Only the number is wanted: tally the lines below that contain the word "Bright".

** BEGIN Task material **

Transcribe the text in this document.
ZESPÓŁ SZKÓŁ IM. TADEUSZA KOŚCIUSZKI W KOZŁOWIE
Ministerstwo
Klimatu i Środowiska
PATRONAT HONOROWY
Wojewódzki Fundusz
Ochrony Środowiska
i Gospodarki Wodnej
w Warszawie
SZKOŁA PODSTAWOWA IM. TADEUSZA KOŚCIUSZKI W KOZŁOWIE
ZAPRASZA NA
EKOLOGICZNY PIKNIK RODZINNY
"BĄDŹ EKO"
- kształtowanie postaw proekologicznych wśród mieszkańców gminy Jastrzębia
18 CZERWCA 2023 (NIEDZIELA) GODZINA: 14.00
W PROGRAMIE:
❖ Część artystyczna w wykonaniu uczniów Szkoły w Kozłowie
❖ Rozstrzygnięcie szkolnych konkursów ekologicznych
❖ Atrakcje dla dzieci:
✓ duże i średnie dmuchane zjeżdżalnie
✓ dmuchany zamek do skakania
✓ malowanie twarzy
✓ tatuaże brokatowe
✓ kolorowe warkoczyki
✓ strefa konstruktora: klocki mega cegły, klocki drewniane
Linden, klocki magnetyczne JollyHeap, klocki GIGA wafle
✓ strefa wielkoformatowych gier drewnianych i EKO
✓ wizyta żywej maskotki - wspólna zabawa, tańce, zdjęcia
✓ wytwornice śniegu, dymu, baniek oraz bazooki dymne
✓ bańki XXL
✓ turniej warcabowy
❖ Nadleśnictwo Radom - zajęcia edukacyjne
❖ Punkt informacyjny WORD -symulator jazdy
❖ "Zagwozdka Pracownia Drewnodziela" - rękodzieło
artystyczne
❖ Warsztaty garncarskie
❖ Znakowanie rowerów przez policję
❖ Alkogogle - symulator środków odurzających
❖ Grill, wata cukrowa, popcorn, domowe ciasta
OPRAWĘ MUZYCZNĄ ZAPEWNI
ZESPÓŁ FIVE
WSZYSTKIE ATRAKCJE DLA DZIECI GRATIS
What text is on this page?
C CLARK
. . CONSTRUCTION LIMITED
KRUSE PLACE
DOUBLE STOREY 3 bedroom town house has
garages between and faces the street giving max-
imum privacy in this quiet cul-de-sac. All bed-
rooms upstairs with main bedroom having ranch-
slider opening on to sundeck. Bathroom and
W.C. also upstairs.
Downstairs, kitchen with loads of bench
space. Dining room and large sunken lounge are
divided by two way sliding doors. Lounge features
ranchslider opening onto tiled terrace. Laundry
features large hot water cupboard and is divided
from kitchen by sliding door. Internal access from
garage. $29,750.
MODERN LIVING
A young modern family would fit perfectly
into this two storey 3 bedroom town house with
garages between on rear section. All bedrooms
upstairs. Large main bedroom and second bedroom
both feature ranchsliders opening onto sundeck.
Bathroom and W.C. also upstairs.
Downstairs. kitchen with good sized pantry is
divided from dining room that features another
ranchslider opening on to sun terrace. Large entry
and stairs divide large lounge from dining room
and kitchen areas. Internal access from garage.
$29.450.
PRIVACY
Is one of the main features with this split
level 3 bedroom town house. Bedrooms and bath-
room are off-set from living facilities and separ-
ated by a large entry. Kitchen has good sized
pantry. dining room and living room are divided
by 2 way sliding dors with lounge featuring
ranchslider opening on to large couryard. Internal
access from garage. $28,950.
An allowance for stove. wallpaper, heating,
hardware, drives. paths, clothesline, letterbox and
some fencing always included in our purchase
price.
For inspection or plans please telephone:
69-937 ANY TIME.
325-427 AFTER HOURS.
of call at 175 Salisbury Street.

** END Task material **
** BEGIN Task material **

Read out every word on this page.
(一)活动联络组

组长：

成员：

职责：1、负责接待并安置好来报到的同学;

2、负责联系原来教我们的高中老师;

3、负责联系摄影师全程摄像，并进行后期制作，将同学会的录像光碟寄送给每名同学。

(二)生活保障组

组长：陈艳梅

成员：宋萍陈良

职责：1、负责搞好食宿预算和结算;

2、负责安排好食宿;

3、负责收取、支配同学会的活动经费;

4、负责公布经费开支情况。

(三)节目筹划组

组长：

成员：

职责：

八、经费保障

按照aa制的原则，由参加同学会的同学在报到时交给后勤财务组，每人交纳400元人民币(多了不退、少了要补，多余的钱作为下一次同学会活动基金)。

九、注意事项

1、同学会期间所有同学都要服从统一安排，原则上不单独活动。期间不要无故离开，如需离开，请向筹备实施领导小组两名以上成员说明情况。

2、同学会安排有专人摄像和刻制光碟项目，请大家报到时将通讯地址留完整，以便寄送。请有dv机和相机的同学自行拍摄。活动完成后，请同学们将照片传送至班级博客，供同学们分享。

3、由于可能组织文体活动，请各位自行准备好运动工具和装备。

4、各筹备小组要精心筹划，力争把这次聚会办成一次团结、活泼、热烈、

** END Task material **
** BEGIN Task material **

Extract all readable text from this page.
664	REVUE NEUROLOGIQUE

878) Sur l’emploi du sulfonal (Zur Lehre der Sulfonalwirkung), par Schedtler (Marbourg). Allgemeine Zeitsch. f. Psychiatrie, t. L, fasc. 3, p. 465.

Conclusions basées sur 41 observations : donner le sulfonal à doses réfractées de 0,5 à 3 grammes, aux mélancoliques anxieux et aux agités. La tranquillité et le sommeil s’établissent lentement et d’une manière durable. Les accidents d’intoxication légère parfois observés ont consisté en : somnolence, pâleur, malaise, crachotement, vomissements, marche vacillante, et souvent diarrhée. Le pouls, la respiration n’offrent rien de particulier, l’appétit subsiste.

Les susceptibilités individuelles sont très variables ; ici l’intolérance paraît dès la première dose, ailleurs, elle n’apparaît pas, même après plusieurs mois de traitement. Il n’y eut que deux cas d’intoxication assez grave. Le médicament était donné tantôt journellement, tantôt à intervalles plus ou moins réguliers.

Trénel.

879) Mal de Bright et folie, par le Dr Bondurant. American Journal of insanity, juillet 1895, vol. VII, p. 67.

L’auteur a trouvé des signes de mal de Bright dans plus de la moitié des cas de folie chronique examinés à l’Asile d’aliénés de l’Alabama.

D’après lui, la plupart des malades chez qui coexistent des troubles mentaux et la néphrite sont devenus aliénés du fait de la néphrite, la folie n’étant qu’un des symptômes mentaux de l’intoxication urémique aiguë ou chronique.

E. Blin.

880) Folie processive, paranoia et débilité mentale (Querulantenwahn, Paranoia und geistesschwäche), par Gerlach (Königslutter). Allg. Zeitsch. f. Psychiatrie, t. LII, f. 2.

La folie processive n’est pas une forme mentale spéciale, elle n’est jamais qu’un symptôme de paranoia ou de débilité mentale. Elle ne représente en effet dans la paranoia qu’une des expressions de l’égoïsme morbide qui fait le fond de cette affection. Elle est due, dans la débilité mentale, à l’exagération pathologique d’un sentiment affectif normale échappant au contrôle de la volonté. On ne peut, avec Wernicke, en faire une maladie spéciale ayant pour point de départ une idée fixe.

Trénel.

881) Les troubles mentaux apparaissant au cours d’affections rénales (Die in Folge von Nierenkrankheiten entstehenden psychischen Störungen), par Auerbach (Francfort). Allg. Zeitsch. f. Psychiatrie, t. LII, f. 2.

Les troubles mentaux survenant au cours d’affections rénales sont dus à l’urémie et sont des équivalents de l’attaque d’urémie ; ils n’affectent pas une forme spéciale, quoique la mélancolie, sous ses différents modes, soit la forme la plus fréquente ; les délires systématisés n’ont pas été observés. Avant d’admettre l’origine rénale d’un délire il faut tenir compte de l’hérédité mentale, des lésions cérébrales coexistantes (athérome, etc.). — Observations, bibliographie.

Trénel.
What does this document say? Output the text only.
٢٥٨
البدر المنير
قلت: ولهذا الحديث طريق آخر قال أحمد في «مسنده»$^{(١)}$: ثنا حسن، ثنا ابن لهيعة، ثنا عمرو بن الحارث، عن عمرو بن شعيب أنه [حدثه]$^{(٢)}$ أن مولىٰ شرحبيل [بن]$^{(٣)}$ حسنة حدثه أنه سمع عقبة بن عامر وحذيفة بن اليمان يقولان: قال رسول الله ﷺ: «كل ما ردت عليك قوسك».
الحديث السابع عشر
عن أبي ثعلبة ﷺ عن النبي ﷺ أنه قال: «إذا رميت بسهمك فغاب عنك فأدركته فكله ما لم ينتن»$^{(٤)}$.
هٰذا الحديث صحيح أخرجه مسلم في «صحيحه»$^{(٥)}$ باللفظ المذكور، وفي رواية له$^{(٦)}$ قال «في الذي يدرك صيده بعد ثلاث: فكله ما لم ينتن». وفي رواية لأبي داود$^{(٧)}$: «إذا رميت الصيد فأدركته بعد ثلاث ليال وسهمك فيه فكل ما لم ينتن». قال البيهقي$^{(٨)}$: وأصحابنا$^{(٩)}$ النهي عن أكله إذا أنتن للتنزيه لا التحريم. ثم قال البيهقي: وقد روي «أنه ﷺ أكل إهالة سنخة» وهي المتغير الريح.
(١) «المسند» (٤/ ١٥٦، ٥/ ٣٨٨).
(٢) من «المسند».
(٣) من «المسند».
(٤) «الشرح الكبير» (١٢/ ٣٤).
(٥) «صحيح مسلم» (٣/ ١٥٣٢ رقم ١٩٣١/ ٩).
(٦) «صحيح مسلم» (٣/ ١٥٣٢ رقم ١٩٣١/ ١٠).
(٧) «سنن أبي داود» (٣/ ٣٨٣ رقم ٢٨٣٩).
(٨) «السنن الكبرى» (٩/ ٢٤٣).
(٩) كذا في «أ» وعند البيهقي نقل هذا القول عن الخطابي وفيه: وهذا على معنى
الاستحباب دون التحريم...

** END Task material **

▸ Result for this task:
2